Prompt:
Without the pictures, copy all the entries below exactly.

────────────────

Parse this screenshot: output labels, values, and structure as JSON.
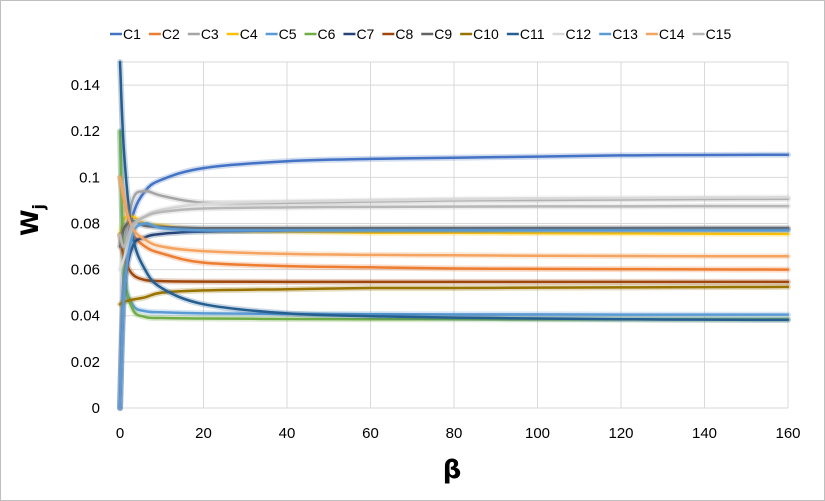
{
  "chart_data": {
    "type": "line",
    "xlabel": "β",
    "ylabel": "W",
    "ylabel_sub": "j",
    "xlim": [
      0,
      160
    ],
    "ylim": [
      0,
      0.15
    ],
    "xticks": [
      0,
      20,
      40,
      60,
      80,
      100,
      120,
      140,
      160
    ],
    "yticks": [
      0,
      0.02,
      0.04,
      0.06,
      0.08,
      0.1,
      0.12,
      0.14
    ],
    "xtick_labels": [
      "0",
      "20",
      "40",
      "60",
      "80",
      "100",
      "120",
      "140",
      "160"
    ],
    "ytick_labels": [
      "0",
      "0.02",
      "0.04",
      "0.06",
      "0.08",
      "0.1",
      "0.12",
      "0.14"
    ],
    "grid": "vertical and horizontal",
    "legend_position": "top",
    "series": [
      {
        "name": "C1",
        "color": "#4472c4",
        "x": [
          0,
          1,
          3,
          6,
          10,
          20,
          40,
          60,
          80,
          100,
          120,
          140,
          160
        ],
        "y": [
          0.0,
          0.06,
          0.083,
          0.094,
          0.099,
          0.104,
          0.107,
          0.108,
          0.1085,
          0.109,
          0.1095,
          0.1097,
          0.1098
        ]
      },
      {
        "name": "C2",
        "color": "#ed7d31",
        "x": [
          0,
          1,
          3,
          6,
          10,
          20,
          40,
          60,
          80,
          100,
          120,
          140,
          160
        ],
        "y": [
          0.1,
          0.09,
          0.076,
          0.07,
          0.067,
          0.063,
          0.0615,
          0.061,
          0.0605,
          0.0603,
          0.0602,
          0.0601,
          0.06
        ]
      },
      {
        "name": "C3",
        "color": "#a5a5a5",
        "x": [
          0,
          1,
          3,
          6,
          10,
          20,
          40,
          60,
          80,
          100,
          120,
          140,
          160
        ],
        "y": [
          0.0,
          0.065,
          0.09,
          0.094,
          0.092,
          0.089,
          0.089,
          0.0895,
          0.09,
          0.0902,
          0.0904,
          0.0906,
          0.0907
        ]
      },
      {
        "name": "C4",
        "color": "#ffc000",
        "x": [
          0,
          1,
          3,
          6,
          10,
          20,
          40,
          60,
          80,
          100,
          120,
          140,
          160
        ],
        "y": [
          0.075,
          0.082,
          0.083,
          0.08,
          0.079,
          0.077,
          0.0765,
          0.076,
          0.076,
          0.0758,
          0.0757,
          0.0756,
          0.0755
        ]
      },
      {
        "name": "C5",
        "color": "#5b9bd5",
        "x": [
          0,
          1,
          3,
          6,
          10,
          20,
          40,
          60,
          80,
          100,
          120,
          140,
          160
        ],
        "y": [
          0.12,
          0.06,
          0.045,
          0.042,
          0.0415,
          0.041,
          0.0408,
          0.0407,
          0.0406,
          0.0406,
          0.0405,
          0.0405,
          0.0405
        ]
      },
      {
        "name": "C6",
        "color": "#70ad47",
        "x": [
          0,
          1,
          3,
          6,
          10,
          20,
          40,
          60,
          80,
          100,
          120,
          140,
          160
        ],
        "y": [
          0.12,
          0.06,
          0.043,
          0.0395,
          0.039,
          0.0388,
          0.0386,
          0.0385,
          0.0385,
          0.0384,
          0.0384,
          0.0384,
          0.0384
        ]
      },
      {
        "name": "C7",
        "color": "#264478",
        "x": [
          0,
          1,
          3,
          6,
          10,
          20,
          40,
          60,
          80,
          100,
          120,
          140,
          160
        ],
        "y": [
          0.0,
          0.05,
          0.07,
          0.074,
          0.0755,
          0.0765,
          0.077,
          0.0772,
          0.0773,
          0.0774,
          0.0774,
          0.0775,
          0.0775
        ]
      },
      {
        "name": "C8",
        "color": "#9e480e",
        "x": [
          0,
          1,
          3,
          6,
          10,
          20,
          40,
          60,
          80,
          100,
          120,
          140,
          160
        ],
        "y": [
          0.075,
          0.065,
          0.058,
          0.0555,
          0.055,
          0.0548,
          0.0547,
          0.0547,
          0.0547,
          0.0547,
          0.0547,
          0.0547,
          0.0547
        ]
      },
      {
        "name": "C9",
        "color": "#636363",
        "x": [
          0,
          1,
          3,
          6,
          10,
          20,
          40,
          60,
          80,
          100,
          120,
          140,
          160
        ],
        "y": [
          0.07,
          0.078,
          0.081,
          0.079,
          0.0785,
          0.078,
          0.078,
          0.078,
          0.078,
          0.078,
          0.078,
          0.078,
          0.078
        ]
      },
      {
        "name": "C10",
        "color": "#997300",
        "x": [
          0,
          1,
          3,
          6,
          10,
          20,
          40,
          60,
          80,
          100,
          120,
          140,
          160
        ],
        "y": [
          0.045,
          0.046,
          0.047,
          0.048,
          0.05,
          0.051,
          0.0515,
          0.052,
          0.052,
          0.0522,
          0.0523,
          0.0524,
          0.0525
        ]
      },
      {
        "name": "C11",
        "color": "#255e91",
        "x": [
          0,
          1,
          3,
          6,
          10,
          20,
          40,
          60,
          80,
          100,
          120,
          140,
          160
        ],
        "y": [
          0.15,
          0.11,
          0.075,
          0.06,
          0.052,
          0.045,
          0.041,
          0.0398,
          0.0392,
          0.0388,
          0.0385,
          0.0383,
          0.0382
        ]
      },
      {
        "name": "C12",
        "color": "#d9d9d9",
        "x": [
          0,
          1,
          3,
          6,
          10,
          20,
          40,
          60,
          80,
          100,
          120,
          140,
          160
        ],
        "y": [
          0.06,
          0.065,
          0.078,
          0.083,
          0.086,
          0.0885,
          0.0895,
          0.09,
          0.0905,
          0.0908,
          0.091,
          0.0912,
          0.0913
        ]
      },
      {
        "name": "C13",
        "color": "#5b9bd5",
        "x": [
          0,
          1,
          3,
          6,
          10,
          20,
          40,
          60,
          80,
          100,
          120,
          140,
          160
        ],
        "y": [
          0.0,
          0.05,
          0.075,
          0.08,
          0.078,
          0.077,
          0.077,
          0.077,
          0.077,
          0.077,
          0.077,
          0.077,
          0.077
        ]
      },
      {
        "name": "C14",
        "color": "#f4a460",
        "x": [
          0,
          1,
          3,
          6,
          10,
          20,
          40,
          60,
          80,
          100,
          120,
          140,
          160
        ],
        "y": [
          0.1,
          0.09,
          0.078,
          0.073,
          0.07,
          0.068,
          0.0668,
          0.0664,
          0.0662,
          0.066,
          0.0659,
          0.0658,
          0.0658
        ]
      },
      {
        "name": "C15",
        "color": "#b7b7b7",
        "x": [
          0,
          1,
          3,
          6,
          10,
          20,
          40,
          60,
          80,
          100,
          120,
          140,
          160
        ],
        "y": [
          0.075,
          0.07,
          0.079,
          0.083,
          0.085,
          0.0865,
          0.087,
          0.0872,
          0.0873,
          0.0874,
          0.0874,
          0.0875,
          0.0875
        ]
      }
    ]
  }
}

────────────────

Written response:
Parse this screenshot: output labels, values, and structure as JSON.
{
  "chart_data": {
    "type": "line",
    "xlabel": "β",
    "ylabel": "W",
    "ylabel_sub": "j",
    "xlim": [
      0,
      160
    ],
    "ylim": [
      0,
      0.15
    ],
    "xticks": [
      0,
      20,
      40,
      60,
      80,
      100,
      120,
      140,
      160
    ],
    "yticks": [
      0,
      0.02,
      0.04,
      0.06,
      0.08,
      0.1,
      0.12,
      0.14
    ],
    "xtick_labels": [
      "0",
      "20",
      "40",
      "60",
      "80",
      "100",
      "120",
      "140",
      "160"
    ],
    "ytick_labels": [
      "0",
      "0.02",
      "0.04",
      "0.06",
      "0.08",
      "0.1",
      "0.12",
      "0.14"
    ],
    "grid": "vertical and horizontal",
    "legend_position": "top",
    "series": [
      {
        "name": "C1",
        "color": "#4472c4",
        "x": [
          0,
          1,
          3,
          6,
          10,
          20,
          40,
          60,
          80,
          100,
          120,
          140,
          160
        ],
        "y": [
          0.0,
          0.06,
          0.083,
          0.094,
          0.099,
          0.104,
          0.107,
          0.108,
          0.1085,
          0.109,
          0.1095,
          0.1097,
          0.1098
        ]
      },
      {
        "name": "C2",
        "color": "#ed7d31",
        "x": [
          0,
          1,
          3,
          6,
          10,
          20,
          40,
          60,
          80,
          100,
          120,
          140,
          160
        ],
        "y": [
          0.1,
          0.09,
          0.076,
          0.07,
          0.067,
          0.063,
          0.0615,
          0.061,
          0.0605,
          0.0603,
          0.0602,
          0.0601,
          0.06
        ]
      },
      {
        "name": "C3",
        "color": "#a5a5a5",
        "x": [
          0,
          1,
          3,
          6,
          10,
          20,
          40,
          60,
          80,
          100,
          120,
          140,
          160
        ],
        "y": [
          0.0,
          0.065,
          0.09,
          0.094,
          0.092,
          0.089,
          0.089,
          0.0895,
          0.09,
          0.0902,
          0.0904,
          0.0906,
          0.0907
        ]
      },
      {
        "name": "C4",
        "color": "#ffc000",
        "x": [
          0,
          1,
          3,
          6,
          10,
          20,
          40,
          60,
          80,
          100,
          120,
          140,
          160
        ],
        "y": [
          0.075,
          0.082,
          0.083,
          0.08,
          0.079,
          0.077,
          0.0765,
          0.076,
          0.076,
          0.0758,
          0.0757,
          0.0756,
          0.0755
        ]
      },
      {
        "name": "C5",
        "color": "#5b9bd5",
        "x": [
          0,
          1,
          3,
          6,
          10,
          20,
          40,
          60,
          80,
          100,
          120,
          140,
          160
        ],
        "y": [
          0.12,
          0.06,
          0.045,
          0.042,
          0.0415,
          0.041,
          0.0408,
          0.0407,
          0.0406,
          0.0406,
          0.0405,
          0.0405,
          0.0405
        ]
      },
      {
        "name": "C6",
        "color": "#70ad47",
        "x": [
          0,
          1,
          3,
          6,
          10,
          20,
          40,
          60,
          80,
          100,
          120,
          140,
          160
        ],
        "y": [
          0.12,
          0.06,
          0.043,
          0.0395,
          0.039,
          0.0388,
          0.0386,
          0.0385,
          0.0385,
          0.0384,
          0.0384,
          0.0384,
          0.0384
        ]
      },
      {
        "name": "C7",
        "color": "#264478",
        "x": [
          0,
          1,
          3,
          6,
          10,
          20,
          40,
          60,
          80,
          100,
          120,
          140,
          160
        ],
        "y": [
          0.0,
          0.05,
          0.07,
          0.074,
          0.0755,
          0.0765,
          0.077,
          0.0772,
          0.0773,
          0.0774,
          0.0774,
          0.0775,
          0.0775
        ]
      },
      {
        "name": "C8",
        "color": "#9e480e",
        "x": [
          0,
          1,
          3,
          6,
          10,
          20,
          40,
          60,
          80,
          100,
          120,
          140,
          160
        ],
        "y": [
          0.075,
          0.065,
          0.058,
          0.0555,
          0.055,
          0.0548,
          0.0547,
          0.0547,
          0.0547,
          0.0547,
          0.0547,
          0.0547,
          0.0547
        ]
      },
      {
        "name": "C9",
        "color": "#636363",
        "x": [
          0,
          1,
          3,
          6,
          10,
          20,
          40,
          60,
          80,
          100,
          120,
          140,
          160
        ],
        "y": [
          0.07,
          0.078,
          0.081,
          0.079,
          0.0785,
          0.078,
          0.078,
          0.078,
          0.078,
          0.078,
          0.078,
          0.078,
          0.078
        ]
      },
      {
        "name": "C10",
        "color": "#997300",
        "x": [
          0,
          1,
          3,
          6,
          10,
          20,
          40,
          60,
          80,
          100,
          120,
          140,
          160
        ],
        "y": [
          0.045,
          0.046,
          0.047,
          0.048,
          0.05,
          0.051,
          0.0515,
          0.052,
          0.052,
          0.0522,
          0.0523,
          0.0524,
          0.0525
        ]
      },
      {
        "name": "C11",
        "color": "#255e91",
        "x": [
          0,
          1,
          3,
          6,
          10,
          20,
          40,
          60,
          80,
          100,
          120,
          140,
          160
        ],
        "y": [
          0.15,
          0.11,
          0.075,
          0.06,
          0.052,
          0.045,
          0.041,
          0.0398,
          0.0392,
          0.0388,
          0.0385,
          0.0383,
          0.0382
        ]
      },
      {
        "name": "C12",
        "color": "#d9d9d9",
        "x": [
          0,
          1,
          3,
          6,
          10,
          20,
          40,
          60,
          80,
          100,
          120,
          140,
          160
        ],
        "y": [
          0.06,
          0.065,
          0.078,
          0.083,
          0.086,
          0.0885,
          0.0895,
          0.09,
          0.0905,
          0.0908,
          0.091,
          0.0912,
          0.0913
        ]
      },
      {
        "name": "C13",
        "color": "#5b9bd5",
        "x": [
          0,
          1,
          3,
          6,
          10,
          20,
          40,
          60,
          80,
          100,
          120,
          140,
          160
        ],
        "y": [
          0.0,
          0.05,
          0.075,
          0.08,
          0.078,
          0.077,
          0.077,
          0.077,
          0.077,
          0.077,
          0.077,
          0.077,
          0.077
        ]
      },
      {
        "name": "C14",
        "color": "#f4a460",
        "x": [
          0,
          1,
          3,
          6,
          10,
          20,
          40,
          60,
          80,
          100,
          120,
          140,
          160
        ],
        "y": [
          0.1,
          0.09,
          0.078,
          0.073,
          0.07,
          0.068,
          0.0668,
          0.0664,
          0.0662,
          0.066,
          0.0659,
          0.0658,
          0.0658
        ]
      },
      {
        "name": "C15",
        "color": "#b7b7b7",
        "x": [
          0,
          1,
          3,
          6,
          10,
          20,
          40,
          60,
          80,
          100,
          120,
          140,
          160
        ],
        "y": [
          0.075,
          0.07,
          0.079,
          0.083,
          0.085,
          0.0865,
          0.087,
          0.0872,
          0.0873,
          0.0874,
          0.0874,
          0.0875,
          0.0875
        ]
      }
    ]
  }
}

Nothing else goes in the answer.